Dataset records
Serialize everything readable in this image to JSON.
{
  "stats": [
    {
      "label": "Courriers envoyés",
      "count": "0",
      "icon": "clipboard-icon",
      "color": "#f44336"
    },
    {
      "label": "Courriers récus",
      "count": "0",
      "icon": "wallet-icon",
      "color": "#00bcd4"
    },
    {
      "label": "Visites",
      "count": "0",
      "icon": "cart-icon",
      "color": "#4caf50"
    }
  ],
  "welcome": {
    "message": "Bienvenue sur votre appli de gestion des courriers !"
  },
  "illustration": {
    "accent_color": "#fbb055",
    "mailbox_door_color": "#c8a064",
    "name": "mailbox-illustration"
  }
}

▸ What you should do: Repeat every line of the records above exactly.

▸ Full response:
Serialize everything readable in this image to JSON.
{
  "stats": [
    {
      "label": "Courriers envoyés",
      "count": "0",
      "icon": "clipboard-icon",
      "color": "#f44336"
    },
    {
      "label": "Courriers récus",
      "count": "0",
      "icon": "wallet-icon",
      "color": "#00bcd4"
    },
    {
      "label": "Visites",
      "count": "0",
      "icon": "cart-icon",
      "color": "#4caf50"
    }
  ],
  "welcome": {
    "message": "Bienvenue sur votre appli de gestion des courriers !"
  },
  "illustration": {
    "accent_color": "#fbb055",
    "mailbox_door_color": "#c8a064",
    "name": "mailbox-illustration"
  }
}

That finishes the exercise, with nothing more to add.